┏━━

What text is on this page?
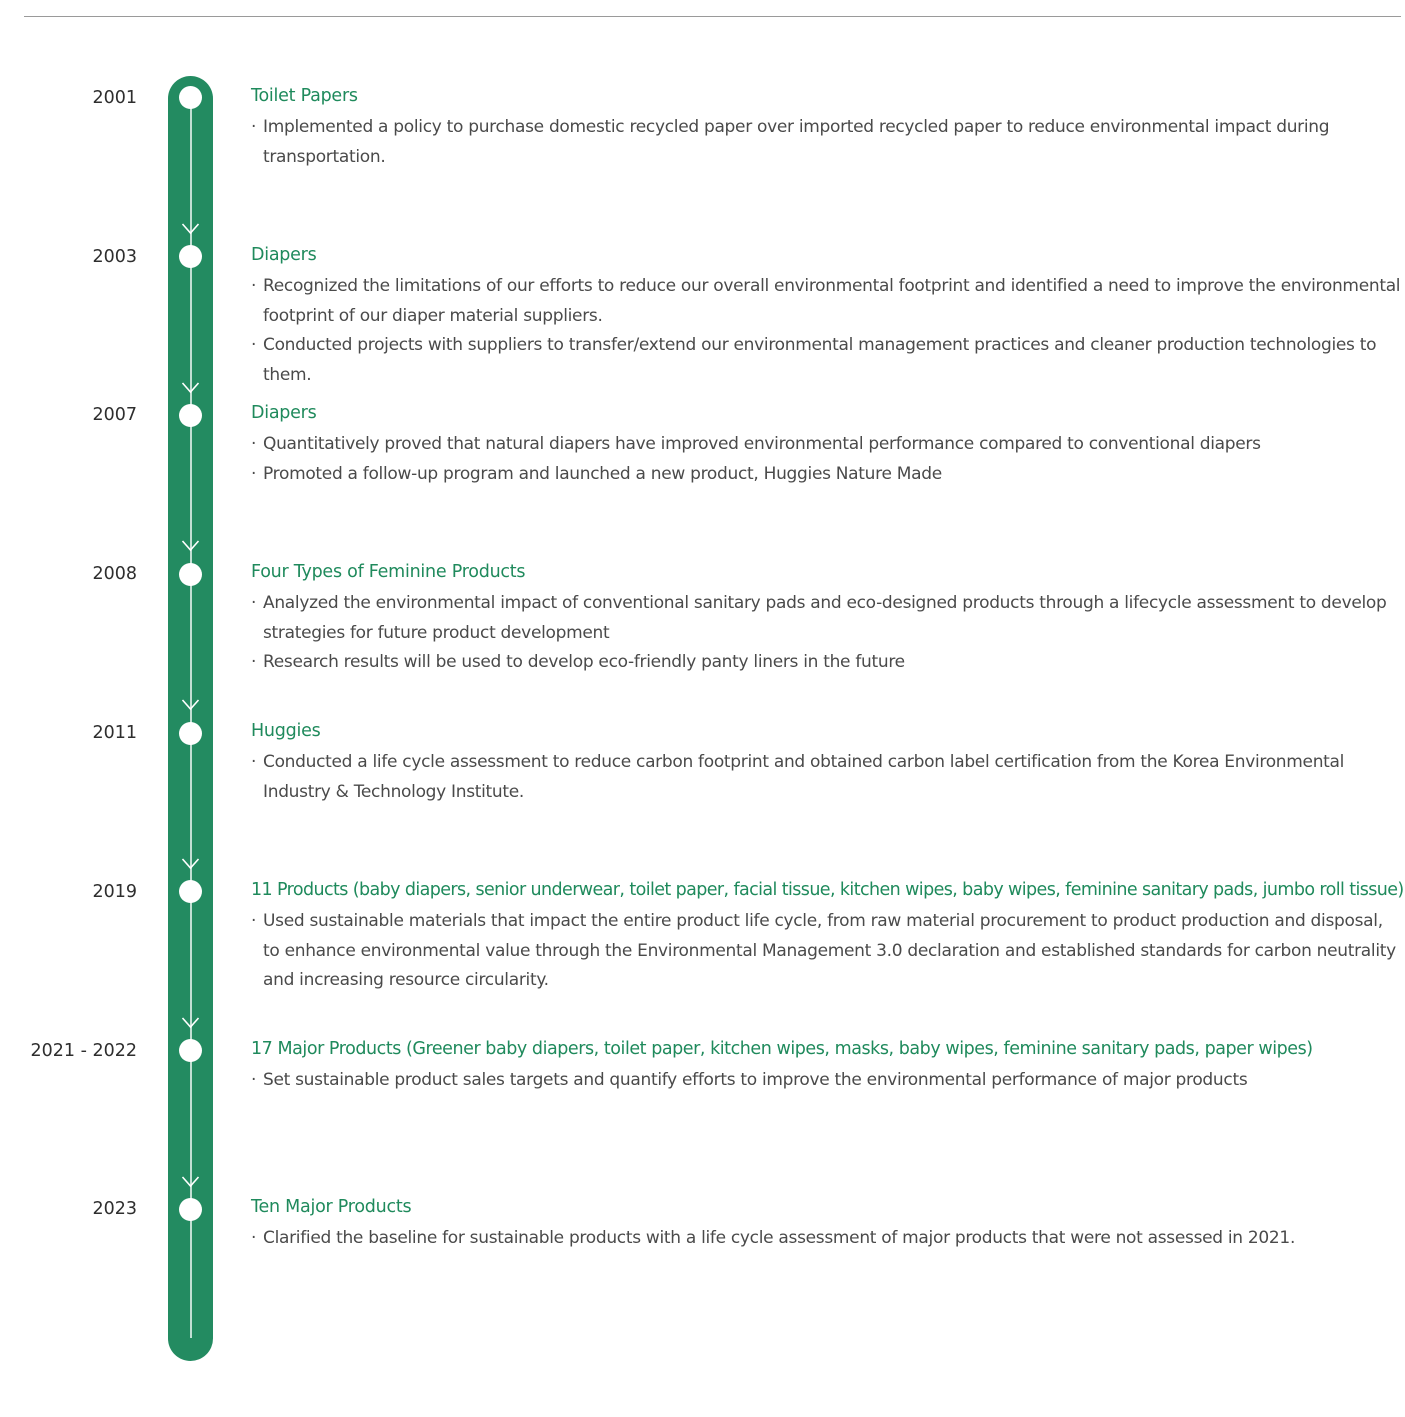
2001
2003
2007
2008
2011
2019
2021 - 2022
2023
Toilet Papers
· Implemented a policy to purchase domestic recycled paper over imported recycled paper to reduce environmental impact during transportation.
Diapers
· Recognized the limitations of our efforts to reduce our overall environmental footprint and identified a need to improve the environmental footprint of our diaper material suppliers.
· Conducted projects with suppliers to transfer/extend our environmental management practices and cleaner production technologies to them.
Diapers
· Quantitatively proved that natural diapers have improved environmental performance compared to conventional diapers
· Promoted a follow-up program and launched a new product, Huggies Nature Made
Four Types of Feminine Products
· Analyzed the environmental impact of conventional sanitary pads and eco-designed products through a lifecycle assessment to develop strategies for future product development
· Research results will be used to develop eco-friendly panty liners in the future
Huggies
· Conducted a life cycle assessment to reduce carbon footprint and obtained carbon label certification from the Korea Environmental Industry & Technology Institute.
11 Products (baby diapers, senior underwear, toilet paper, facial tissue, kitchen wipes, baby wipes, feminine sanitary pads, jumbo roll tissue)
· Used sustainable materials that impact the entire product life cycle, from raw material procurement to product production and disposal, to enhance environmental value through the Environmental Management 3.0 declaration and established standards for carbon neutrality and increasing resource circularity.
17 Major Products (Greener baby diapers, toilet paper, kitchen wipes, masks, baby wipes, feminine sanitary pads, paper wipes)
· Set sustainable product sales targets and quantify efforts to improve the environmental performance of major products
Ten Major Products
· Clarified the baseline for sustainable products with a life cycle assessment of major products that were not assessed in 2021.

┗━━

== EXERCISE TASK ==
Copy out all of the data word for word. Do not carry over any picture.

== COMPLETE ANSWER ==
What text is on this page?
2001
2003
2007
2008
2011
2019
2021 - 2022
2023
Toilet Papers
· Implemented a policy to purchase domestic recycled paper over imported recycled paper to reduce environmental impact during transportation.
Diapers
· Recognized the limitations of our efforts to reduce our overall environmental footprint and identified a need to improve the environmental footprint of our diaper material suppliers.
· Conducted projects with suppliers to transfer/extend our environmental management practices and cleaner production technologies to them.
Diapers
· Quantitatively proved that natural diapers have improved environmental performance compared to conventional diapers
· Promoted a follow-up program and launched a new product, Huggies Nature Made
Four Types of Feminine Products
· Analyzed the environmental impact of conventional sanitary pads and eco-designed products through a lifecycle assessment to develop strategies for future product development
· Research results will be used to develop eco-friendly panty liners in the future
Huggies
· Conducted a life cycle assessment to reduce carbon footprint and obtained carbon label certification from the Korea Environmental Industry & Technology Institute.
11 Products (baby diapers, senior underwear, toilet paper, facial tissue, kitchen wipes, baby wipes, feminine sanitary pads, jumbo roll tissue)
· Used sustainable materials that impact the entire product life cycle, from raw material procurement to product production and disposal, to enhance environmental value through the Environmental Management 3.0 declaration and established standards for carbon neutrality and increasing resource circularity.
17 Major Products (Greener baby diapers, toilet paper, kitchen wipes, masks, baby wipes, feminine sanitary pads, paper wipes)
· Set sustainable product sales targets and quantify efforts to improve the environmental performance of major products
Ten Major Products
· Clarified the baseline for sustainable products with a life cycle assessment of major products that were not assessed in 2021.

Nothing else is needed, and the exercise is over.